> [Directive]:
Each entry must appear again exactly as it does in the source.

* begin *

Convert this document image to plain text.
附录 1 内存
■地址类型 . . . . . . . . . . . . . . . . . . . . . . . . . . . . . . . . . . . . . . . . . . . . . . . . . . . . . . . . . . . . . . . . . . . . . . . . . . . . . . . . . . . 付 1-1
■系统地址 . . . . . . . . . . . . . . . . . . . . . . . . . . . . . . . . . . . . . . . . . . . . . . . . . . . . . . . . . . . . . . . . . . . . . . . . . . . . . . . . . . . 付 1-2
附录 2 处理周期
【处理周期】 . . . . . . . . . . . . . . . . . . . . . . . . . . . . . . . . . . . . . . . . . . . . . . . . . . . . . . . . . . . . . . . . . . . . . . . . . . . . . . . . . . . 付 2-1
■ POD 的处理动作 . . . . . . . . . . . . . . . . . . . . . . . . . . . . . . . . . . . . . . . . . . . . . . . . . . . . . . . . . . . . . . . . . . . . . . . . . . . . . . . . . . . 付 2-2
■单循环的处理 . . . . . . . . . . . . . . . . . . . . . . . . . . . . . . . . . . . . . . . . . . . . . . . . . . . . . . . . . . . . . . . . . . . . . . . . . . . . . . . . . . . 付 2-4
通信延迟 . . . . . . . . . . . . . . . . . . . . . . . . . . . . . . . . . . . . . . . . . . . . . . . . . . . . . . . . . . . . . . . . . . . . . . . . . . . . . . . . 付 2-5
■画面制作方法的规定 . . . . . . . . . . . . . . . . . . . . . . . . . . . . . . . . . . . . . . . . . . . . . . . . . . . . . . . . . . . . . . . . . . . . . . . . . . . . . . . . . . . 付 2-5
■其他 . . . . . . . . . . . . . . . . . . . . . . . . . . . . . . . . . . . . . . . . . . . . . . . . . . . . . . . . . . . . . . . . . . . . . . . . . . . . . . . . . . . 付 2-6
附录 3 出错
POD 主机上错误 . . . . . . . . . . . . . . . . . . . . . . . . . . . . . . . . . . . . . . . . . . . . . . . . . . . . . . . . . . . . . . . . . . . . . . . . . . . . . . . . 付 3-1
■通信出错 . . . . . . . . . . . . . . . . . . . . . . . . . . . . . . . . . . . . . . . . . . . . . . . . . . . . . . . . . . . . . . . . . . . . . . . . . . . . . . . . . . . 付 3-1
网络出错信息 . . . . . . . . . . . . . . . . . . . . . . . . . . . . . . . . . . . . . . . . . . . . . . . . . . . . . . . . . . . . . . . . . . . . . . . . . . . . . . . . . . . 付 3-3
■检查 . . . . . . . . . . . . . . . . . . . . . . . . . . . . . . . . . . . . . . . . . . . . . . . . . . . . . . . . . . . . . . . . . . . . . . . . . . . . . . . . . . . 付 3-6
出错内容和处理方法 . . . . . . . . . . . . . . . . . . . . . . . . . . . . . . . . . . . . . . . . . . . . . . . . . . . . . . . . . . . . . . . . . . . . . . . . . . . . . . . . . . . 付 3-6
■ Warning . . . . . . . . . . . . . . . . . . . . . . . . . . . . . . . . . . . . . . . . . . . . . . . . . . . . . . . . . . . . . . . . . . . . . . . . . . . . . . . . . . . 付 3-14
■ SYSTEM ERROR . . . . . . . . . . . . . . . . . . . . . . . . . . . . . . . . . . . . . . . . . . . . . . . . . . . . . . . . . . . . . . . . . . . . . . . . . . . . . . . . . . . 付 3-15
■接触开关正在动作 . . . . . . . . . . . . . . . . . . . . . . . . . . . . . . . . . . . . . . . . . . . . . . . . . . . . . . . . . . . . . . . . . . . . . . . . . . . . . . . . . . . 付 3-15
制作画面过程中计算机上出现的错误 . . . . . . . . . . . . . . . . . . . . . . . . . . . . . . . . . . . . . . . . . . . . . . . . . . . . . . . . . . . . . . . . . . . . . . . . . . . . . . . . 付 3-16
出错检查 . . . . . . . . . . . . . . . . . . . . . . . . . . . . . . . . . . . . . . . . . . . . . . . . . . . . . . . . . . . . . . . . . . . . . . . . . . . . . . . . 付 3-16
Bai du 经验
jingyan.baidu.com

* end *

> [Response]:
Convert this document image to plain text.
附录 1 内存
■地址类型 . . . . . . . . . . . . . . . . . . . . . . . . . . . . . . . . . . . . . . . . . . . . . . . . . . . . . . . . . . . . . . . . . . . . . . . . . . . . . . . . . . . 付 1-1
■系统地址 . . . . . . . . . . . . . . . . . . . . . . . . . . . . . . . . . . . . . . . . . . . . . . . . . . . . . . . . . . . . . . . . . . . . . . . . . . . . . . . . . . . 付 1-2
附录 2 处理周期
【处理周期】 . . . . . . . . . . . . . . . . . . . . . . . . . . . . . . . . . . . . . . . . . . . . . . . . . . . . . . . . . . . . . . . . . . . . . . . . . . . . . . . . . . . 付 2-1
■ POD 的处理动作 . . . . . . . . . . . . . . . . . . . . . . . . . . . . . . . . . . . . . . . . . . . . . . . . . . . . . . . . . . . . . . . . . . . . . . . . . . . . . . . . . . . 付 2-2
■单循环的处理 . . . . . . . . . . . . . . . . . . . . . . . . . . . . . . . . . . . . . . . . . . . . . . . . . . . . . . . . . . . . . . . . . . . . . . . . . . . . . . . . . . . 付 2-4
通信延迟 . . . . . . . . . . . . . . . . . . . . . . . . . . . . . . . . . . . . . . . . . . . . . . . . . . . . . . . . . . . . . . . . . . . . . . . . . . . . . . . . 付 2-5
■画面制作方法的规定 . . . . . . . . . . . . . . . . . . . . . . . . . . . . . . . . . . . . . . . . . . . . . . . . . . . . . . . . . . . . . . . . . . . . . . . . . . . . . . . . . . . 付 2-5
■其他 . . . . . . . . . . . . . . . . . . . . . . . . . . . . . . . . . . . . . . . . . . . . . . . . . . . . . . . . . . . . . . . . . . . . . . . . . . . . . . . . . . . 付 2-6
附录 3 出错
POD 主机上错误 . . . . . . . . . . . . . . . . . . . . . . . . . . . . . . . . . . . . . . . . . . . . . . . . . . . . . . . . . . . . . . . . . . . . . . . . . . . . . . . . 付 3-1
■通信出错 . . . . . . . . . . . . . . . . . . . . . . . . . . . . . . . . . . . . . . . . . . . . . . . . . . . . . . . . . . . . . . . . . . . . . . . . . . . . . . . . . . . 付 3-1
网络出错信息 . . . . . . . . . . . . . . . . . . . . . . . . . . . . . . . . . . . . . . . . . . . . . . . . . . . . . . . . . . . . . . . . . . . . . . . . . . . . . . . . . . . 付 3-3
■检查 . . . . . . . . . . . . . . . . . . . . . . . . . . . . . . . . . . . . . . . . . . . . . . . . . . . . . . . . . . . . . . . . . . . . . . . . . . . . . . . . . . . 付 3-6
出错内容和处理方法 . . . . . . . . . . . . . . . . . . . . . . . . . . . . . . . . . . . . . . . . . . . . . . . . . . . . . . . . . . . . . . . . . . . . . . . . . . . . . . . . . . . 付 3-6
■ Warning . . . . . . . . . . . . . . . . . . . . . . . . . . . . . . . . . . . . . . . . . . . . . . . . . . . . . . . . . . . . . . . . . . . . . . . . . . . . . . . . . . . 付 3-14
■ SYSTEM ERROR . . . . . . . . . . . . . . . . . . . . . . . . . . . . . . . . . . . . . . . . . . . . . . . . . . . . . . . . . . . . . . . . . . . . . . . . . . . . . . . . . . . 付 3-15
■接触开关正在动作 . . . . . . . . . . . . . . . . . . . . . . . . . . . . . . . . . . . . . . . . . . . . . . . . . . . . . . . . . . . . . . . . . . . . . . . . . . . . . . . . . . . 付 3-15
制作画面过程中计算机上出现的错误 . . . . . . . . . . . . . . . . . . . . . . . . . . . . . . . . . . . . . . . . . . . . . . . . . . . . . . . . . . . . . . . . . . . . . . . . . . . . . . . . 付 3-16
出错检查 . . . . . . . . . . . . . . . . . . . . . . . . . . . . . . . . . . . . . . . . . . . . . . . . . . . . . . . . . . . . . . . . . . . . . . . . . . . . . . . . 付 3-16
Bai du 经验
jingyan.baidu.com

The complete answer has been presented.